Copy out all of the data below with no alterations.

>> Start

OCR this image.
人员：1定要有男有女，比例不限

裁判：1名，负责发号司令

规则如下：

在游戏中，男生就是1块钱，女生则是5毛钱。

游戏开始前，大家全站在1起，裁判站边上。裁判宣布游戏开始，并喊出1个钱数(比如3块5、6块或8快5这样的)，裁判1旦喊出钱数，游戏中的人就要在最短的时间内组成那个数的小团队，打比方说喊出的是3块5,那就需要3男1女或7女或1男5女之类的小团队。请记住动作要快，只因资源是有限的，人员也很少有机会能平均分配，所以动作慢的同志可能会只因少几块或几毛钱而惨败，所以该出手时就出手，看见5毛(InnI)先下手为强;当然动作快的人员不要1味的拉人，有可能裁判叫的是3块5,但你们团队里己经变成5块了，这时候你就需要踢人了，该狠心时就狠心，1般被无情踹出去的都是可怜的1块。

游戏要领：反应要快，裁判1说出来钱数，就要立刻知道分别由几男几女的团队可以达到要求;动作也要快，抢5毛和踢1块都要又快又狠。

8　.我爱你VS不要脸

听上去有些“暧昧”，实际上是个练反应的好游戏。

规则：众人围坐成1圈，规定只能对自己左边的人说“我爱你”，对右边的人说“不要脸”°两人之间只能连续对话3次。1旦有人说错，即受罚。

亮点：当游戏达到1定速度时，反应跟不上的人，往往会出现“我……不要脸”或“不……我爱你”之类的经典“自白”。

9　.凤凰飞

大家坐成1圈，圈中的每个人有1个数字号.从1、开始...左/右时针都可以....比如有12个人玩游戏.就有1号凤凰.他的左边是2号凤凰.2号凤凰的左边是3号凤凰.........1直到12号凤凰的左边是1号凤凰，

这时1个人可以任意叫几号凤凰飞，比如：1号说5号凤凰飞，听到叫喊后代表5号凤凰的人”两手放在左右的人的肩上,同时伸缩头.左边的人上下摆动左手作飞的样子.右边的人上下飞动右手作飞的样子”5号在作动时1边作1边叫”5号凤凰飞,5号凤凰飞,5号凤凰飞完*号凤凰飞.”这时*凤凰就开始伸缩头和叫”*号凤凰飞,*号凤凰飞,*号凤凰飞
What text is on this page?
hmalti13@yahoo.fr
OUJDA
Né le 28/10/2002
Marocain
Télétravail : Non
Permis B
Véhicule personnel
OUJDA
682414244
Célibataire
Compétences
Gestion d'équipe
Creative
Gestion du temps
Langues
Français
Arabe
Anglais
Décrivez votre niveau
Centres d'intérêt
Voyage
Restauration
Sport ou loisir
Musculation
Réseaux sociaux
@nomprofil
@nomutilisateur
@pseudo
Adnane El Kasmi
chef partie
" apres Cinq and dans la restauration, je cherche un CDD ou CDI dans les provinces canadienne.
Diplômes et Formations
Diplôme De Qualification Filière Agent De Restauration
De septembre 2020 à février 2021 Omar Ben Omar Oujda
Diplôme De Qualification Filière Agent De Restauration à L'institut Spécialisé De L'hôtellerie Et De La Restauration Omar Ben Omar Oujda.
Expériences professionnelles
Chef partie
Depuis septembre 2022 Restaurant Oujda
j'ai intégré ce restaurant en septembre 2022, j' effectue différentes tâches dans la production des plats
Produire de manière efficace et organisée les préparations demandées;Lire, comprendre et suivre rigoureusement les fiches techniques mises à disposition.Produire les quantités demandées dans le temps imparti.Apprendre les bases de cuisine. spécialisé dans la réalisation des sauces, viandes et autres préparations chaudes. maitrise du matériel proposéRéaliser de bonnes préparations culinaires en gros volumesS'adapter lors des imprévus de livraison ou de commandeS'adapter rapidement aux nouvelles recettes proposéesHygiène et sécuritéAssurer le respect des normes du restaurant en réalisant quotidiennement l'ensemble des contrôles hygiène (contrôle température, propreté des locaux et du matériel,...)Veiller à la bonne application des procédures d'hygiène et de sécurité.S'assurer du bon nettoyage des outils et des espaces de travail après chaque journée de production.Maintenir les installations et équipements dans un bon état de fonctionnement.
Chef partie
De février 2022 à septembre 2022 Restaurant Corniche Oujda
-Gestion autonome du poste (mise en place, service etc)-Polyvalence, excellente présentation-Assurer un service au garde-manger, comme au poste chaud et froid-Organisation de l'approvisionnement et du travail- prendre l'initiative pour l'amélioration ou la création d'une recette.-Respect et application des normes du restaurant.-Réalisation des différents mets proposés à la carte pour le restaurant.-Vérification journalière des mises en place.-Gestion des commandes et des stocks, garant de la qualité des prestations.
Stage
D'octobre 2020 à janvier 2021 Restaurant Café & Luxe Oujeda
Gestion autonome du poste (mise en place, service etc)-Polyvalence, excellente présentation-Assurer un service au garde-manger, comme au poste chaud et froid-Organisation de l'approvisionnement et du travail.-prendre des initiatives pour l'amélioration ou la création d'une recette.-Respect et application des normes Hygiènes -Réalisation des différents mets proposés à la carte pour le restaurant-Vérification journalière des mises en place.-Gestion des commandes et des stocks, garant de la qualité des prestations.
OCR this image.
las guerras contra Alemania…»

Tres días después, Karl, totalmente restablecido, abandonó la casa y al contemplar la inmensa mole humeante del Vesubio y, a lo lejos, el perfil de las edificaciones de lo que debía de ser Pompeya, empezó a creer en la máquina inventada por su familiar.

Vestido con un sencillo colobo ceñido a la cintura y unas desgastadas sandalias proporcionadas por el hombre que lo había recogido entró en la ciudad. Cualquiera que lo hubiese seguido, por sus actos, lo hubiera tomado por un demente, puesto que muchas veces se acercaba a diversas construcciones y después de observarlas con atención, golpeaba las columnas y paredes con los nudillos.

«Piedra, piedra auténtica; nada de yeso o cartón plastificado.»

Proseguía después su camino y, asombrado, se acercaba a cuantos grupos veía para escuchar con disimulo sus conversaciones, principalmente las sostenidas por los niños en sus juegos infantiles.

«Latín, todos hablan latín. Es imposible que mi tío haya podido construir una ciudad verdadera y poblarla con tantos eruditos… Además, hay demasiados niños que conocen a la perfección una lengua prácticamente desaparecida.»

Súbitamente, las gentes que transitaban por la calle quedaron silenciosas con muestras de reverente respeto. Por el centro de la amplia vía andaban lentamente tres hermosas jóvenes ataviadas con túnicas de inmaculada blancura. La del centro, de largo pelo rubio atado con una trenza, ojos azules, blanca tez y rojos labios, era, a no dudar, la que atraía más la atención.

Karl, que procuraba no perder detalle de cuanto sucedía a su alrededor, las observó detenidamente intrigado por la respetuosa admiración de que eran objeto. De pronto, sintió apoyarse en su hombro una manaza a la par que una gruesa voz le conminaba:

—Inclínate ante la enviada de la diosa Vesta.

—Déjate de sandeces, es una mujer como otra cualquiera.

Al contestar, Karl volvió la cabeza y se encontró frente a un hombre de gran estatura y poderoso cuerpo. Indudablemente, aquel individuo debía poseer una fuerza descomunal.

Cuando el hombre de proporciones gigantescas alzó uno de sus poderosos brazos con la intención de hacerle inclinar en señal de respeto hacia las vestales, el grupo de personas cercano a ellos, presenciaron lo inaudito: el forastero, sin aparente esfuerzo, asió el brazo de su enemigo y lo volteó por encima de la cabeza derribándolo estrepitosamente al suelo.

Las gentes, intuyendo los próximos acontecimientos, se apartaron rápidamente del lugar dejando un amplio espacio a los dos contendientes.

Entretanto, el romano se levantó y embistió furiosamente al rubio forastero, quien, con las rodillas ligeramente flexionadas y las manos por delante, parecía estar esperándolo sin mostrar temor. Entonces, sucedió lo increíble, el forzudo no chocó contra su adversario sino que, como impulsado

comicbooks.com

>> End

_Answer to the task_
OCR this image.
人员：1定要有男有女，比例不限

裁判：1名，负责发号司令

规则如下：

在游戏中，男生就是1块钱，女生则是5毛钱。

游戏开始前，大家全站在1起，裁判站边上。裁判宣布游戏开始，并喊出1个钱数(比如3块5、6块或8快5这样的)，裁判1旦喊出钱数，游戏中的人就要在最短的时间内组成那个数的小团队，打比方说喊出的是3块5,那就需要3男1女或7女或1男5女之类的小团队。请记住动作要快，只因资源是有限的，人员也很少有机会能平均分配，所以动作慢的同志可能会只因少几块或几毛钱而惨败，所以该出手时就出手，看见5毛(InnI)先下手为强;当然动作快的人员不要1味的拉人，有可能裁判叫的是3块5,但你们团队里己经变成5块了，这时候你就需要踢人了，该狠心时就狠心，1般被无情踹出去的都是可怜的1块。

游戏要领：反应要快，裁判1说出来钱数，就要立刻知道分别由几男几女的团队可以达到要求;动作也要快，抢5毛和踢1块都要又快又狠。

8　.我爱你VS不要脸

听上去有些“暧昧”，实际上是个练反应的好游戏。

规则：众人围坐成1圈，规定只能对自己左边的人说“我爱你”，对右边的人说“不要脸”°两人之间只能连续对话3次。1旦有人说错，即受罚。

亮点：当游戏达到1定速度时，反应跟不上的人，往往会出现“我……不要脸”或“不……我爱你”之类的经典“自白”。

9　.凤凰飞

大家坐成1圈，圈中的每个人有1个数字号.从1、开始...左/右时针都可以....比如有12个人玩游戏.就有1号凤凰.他的左边是2号凤凰.2号凤凰的左边是3号凤凰.........1直到12号凤凰的左边是1号凤凰，

这时1个人可以任意叫几号凤凰飞，比如：1号说5号凤凰飞，听到叫喊后代表5号凤凰的人”两手放在左右的人的肩上,同时伸缩头.左边的人上下摆动左手作飞的样子.右边的人上下飞动右手作飞的样子”5号在作动时1边作1边叫”5号凤凰飞,5号凤凰飞,5号凤凰飞完*号凤凰飞.”这时*凤凰就开始伸缩头和叫”*号凤凰飞,*号凤凰飞,*号凤凰飞
What text is on this page?
hmalti13@yahoo.fr
OUJDA
Né le 28/10/2002
Marocain
Télétravail : Non
Permis B
Véhicule personnel
OUJDA
682414244
Célibataire
Compétences
Gestion d'équipe
Creative
Gestion du temps
Langues
Français
Arabe
Anglais
Décrivez votre niveau
Centres d'intérêt
Voyage
Restauration
Sport ou loisir
Musculation
Réseaux sociaux
@nomprofil
@nomutilisateur
@pseudo
Adnane El Kasmi
chef partie
" apres Cinq and dans la restauration, je cherche un CDD ou CDI dans les provinces canadienne.
Diplômes et Formations
Diplôme De Qualification Filière Agent De Restauration
De septembre 2020 à février 2021 Omar Ben Omar Oujda
Diplôme De Qualification Filière Agent De Restauration à L'institut Spécialisé De L'hôtellerie Et De La Restauration Omar Ben Omar Oujda.
Expériences professionnelles
Chef partie
Depuis septembre 2022 Restaurant Oujda
j'ai intégré ce restaurant en septembre 2022, j' effectue différentes tâches dans la production des plats
Produire de manière efficace et organisée les préparations demandées;Lire, comprendre et suivre rigoureusement les fiches techniques mises à disposition.Produire les quantités demandées dans le temps imparti.Apprendre les bases de cuisine. spécialisé dans la réalisation des sauces, viandes et autres préparations chaudes. maitrise du matériel proposéRéaliser de bonnes préparations culinaires en gros volumesS'adapter lors des imprévus de livraison ou de commandeS'adapter rapidement aux nouvelles recettes proposéesHygiène et sécuritéAssurer le respect des normes du restaurant en réalisant quotidiennement l'ensemble des contrôles hygiène (contrôle température, propreté des locaux et du matériel,...)Veiller à la bonne application des procédures d'hygiène et de sécurité.S'assurer du bon nettoyage des outils et des espaces de travail après chaque journée de production.Maintenir les installations et équipements dans un bon état de fonctionnement.
Chef partie
De février 2022 à septembre 2022 Restaurant Corniche Oujda
-Gestion autonome du poste (mise en place, service etc)-Polyvalence, excellente présentation-Assurer un service au garde-manger, comme au poste chaud et froid-Organisation de l'approvisionnement et du travail- prendre l'initiative pour l'amélioration ou la création d'une recette.-Respect et application des normes du restaurant.-Réalisation des différents mets proposés à la carte pour le restaurant.-Vérification journalière des mises en place.-Gestion des commandes et des stocks, garant de la qualité des prestations.
Stage
D'octobre 2020 à janvier 2021 Restaurant Café & Luxe Oujeda
Gestion autonome du poste (mise en place, service etc)-Polyvalence, excellente présentation-Assurer un service au garde-manger, comme au poste chaud et froid-Organisation de l'approvisionnement et du travail.-prendre des initiatives pour l'amélioration ou la création d'une recette.-Respect et application des normes Hygiènes -Réalisation des différents mets proposés à la carte pour le restaurant-Vérification journalière des mises en place.-Gestion des commandes et des stocks, garant de la qualité des prestations.
OCR this image.
las guerras contra Alemania…»

Tres días después, Karl, totalmente restablecido, abandonó la casa y al contemplar la inmensa mole humeante del Vesubio y, a lo lejos, el perfil de las edificaciones de lo que debía de ser Pompeya, empezó a creer en la máquina inventada por su familiar.

Vestido con un sencillo colobo ceñido a la cintura y unas desgastadas sandalias proporcionadas por el hombre que lo había recogido entró en la ciudad. Cualquiera que lo hubiese seguido, por sus actos, lo hubiera tomado por un demente, puesto que muchas veces se acercaba a diversas construcciones y después de observarlas con atención, golpeaba las columnas y paredes con los nudillos.

«Piedra, piedra auténtica; nada de yeso o cartón plastificado.»

Proseguía después su camino y, asombrado, se acercaba a cuantos grupos veía para escuchar con disimulo sus conversaciones, principalmente las sostenidas por los niños en sus juegos infantiles.

«Latín, todos hablan latín. Es imposible que mi tío haya podido construir una ciudad verdadera y poblarla con tantos eruditos… Además, hay demasiados niños que conocen a la perfección una lengua prácticamente desaparecida.»

Súbitamente, las gentes que transitaban por la calle quedaron silenciosas con muestras de reverente respeto. Por el centro de la amplia vía andaban lentamente tres hermosas jóvenes ataviadas con túnicas de inmaculada blancura. La del centro, de largo pelo rubio atado con una trenza, ojos azules, blanca tez y rojos labios, era, a no dudar, la que atraía más la atención.

Karl, que procuraba no perder detalle de cuanto sucedía a su alrededor, las observó detenidamente intrigado por la respetuosa admiración de que eran objeto. De pronto, sintió apoyarse en su hombro una manaza a la par que una gruesa voz le conminaba:

—Inclínate ante la enviada de la diosa Vesta.

—Déjate de sandeces, es una mujer como otra cualquiera.

Al contestar, Karl volvió la cabeza y se encontró frente a un hombre de gran estatura y poderoso cuerpo. Indudablemente, aquel individuo debía poseer una fuerza descomunal.

Cuando el hombre de proporciones gigantescas alzó uno de sus poderosos brazos con la intención de hacerle inclinar en señal de respeto hacia las vestales, el grupo de personas cercano a ellos, presenciaron lo inaudito: el forastero, sin aparente esfuerzo, asió el brazo de su enemigo y lo volteó por encima de la cabeza derribándolo estrepitosamente al suelo.

Las gentes, intuyendo los próximos acontecimientos, se apartaron rápidamente del lugar dejando un amplio espacio a los dos contendientes.

Entretanto, el romano se levantó y embistió furiosamente al rubio forastero, quien, con las rodillas ligeramente flexionadas y las manos por delante, parecía estar esperándolo sin mostrar temor. Entonces, sucedió lo increíble, el forzudo no chocó contra su adversario sino que, como impulsado

comicbooks.com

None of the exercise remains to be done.